Given request ->
Keep only the lines of the data below that contain "name", and copy them.

Exercise data ->
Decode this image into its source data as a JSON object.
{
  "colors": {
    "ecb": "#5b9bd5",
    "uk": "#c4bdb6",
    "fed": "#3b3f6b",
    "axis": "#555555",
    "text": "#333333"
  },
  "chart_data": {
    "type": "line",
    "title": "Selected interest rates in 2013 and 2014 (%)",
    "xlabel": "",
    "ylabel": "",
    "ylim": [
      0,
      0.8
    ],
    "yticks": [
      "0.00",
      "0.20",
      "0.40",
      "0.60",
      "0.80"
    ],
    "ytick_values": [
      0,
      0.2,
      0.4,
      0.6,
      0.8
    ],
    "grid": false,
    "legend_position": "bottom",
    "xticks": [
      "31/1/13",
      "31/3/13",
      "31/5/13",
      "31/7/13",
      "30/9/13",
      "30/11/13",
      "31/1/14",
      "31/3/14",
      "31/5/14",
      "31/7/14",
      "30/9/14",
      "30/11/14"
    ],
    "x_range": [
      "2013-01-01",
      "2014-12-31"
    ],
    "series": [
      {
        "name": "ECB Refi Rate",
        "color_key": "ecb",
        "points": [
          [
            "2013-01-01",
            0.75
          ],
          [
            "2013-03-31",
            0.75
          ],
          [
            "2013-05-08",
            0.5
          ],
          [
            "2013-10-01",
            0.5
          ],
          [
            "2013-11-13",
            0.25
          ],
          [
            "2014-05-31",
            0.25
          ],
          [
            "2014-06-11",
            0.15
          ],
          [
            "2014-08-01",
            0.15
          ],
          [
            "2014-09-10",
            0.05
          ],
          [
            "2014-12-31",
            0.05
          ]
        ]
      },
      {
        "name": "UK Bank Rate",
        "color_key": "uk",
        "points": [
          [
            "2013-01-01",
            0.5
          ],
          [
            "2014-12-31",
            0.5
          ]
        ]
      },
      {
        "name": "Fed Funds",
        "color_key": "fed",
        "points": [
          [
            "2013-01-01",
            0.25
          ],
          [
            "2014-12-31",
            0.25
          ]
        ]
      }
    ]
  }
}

Final result ->
        "name": "ECB Refi Rate",
        "name": "UK Bank Rate",
        "name": "Fed Funds",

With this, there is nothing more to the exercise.